— BEGIN —

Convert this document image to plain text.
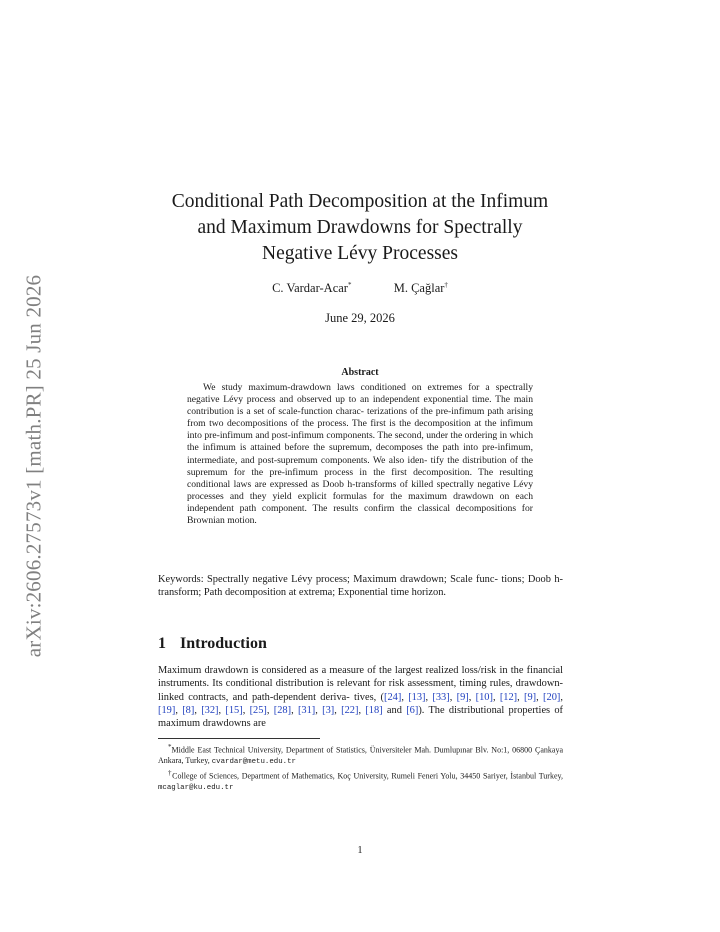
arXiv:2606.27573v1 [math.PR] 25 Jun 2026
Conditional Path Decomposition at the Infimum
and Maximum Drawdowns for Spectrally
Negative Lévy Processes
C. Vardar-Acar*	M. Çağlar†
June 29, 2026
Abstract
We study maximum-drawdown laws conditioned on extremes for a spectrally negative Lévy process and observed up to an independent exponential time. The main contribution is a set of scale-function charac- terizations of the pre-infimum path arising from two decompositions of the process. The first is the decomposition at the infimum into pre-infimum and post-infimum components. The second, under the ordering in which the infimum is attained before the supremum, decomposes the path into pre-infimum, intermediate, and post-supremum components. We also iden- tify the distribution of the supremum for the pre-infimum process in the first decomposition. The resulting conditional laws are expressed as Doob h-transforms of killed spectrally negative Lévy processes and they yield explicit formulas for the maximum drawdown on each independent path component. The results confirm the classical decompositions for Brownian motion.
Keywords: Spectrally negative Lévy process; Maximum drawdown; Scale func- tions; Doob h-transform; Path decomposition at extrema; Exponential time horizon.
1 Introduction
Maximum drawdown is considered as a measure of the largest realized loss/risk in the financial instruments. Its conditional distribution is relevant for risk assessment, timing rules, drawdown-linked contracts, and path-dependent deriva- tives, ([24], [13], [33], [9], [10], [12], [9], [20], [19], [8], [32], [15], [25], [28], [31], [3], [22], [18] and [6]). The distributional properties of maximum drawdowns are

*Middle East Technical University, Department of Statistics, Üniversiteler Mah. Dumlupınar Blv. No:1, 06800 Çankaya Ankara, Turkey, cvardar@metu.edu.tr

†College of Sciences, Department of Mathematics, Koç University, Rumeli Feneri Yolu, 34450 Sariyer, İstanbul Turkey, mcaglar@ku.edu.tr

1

— END —

#### WHAT YOU SHOULD DO:
Each entry above is to be written out again unchanged, apart from the pictures, which are left out.

#### ANSWER TO THE EXERCISE:
Convert this document image to plain text.
arXiv:2606.27573v1 [math.PR] 25 Jun 2026
Conditional Path Decomposition at the Infimum
and Maximum Drawdowns for Spectrally
Negative Lévy Processes
C. Vardar-Acar*	M. Çağlar†
June 29, 2026
Abstract
We study maximum-drawdown laws conditioned on extremes for a spectrally negative Lévy process and observed up to an independent exponential time. The main contribution is a set of scale-function charac- terizations of the pre-infimum path arising from two decompositions of the process. The first is the decomposition at the infimum into pre-infimum and post-infimum components. The second, under the ordering in which the infimum is attained before the supremum, decomposes the path into pre-infimum, intermediate, and post-supremum components. We also iden- tify the distribution of the supremum for the pre-infimum process in the first decomposition. The resulting conditional laws are expressed as Doob h-transforms of killed spectrally negative Lévy processes and they yield explicit formulas for the maximum drawdown on each independent path component. The results confirm the classical decompositions for Brownian motion.
Keywords: Spectrally negative Lévy process; Maximum drawdown; Scale func- tions; Doob h-transform; Path decomposition at extrema; Exponential time horizon.
1 Introduction
Maximum drawdown is considered as a measure of the largest realized loss/risk in the financial instruments. Its conditional distribution is relevant for risk assessment, timing rules, drawdown-linked contracts, and path-dependent deriva- tives, ([24], [13], [33], [9], [10], [12], [9], [20], [19], [8], [32], [15], [25], [28], [31], [3], [22], [18] and [6]). The distributional properties of maximum drawdowns are

*Middle East Technical University, Department of Statistics, Üniversiteler Mah. Dumlupınar Blv. No:1, 06800 Çankaya Ankara, Turkey, cvardar@metu.edu.tr

†College of Sciences, Department of Mathematics, Koç University, Rumeli Feneri Yolu, 34450 Sariyer, İstanbul Turkey, mcaglar@ku.edu.tr

1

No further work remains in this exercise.